Stored records:
= = = =
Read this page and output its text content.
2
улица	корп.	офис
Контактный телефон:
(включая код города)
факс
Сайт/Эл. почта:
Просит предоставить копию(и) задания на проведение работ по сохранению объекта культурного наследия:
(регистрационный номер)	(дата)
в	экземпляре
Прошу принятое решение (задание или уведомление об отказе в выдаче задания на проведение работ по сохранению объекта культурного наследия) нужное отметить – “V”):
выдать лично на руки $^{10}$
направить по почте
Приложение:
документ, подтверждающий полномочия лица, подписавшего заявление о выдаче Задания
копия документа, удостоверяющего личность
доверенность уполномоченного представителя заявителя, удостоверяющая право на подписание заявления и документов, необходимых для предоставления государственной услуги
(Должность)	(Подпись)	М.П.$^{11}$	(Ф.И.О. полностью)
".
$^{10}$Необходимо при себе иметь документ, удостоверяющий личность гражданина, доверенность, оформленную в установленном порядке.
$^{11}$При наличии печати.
= = = =
Return each full line of the entries that contains the word "работ".

Task response –
Просит предоставить копию(и) задания на проведение работ по сохранению объекта культурного наследия:
Прошу принятое решение (задание или уведомление об отказе в выдаче задания на проведение работ по сохранению объекта культурного наследия) нужное отметить – “V”):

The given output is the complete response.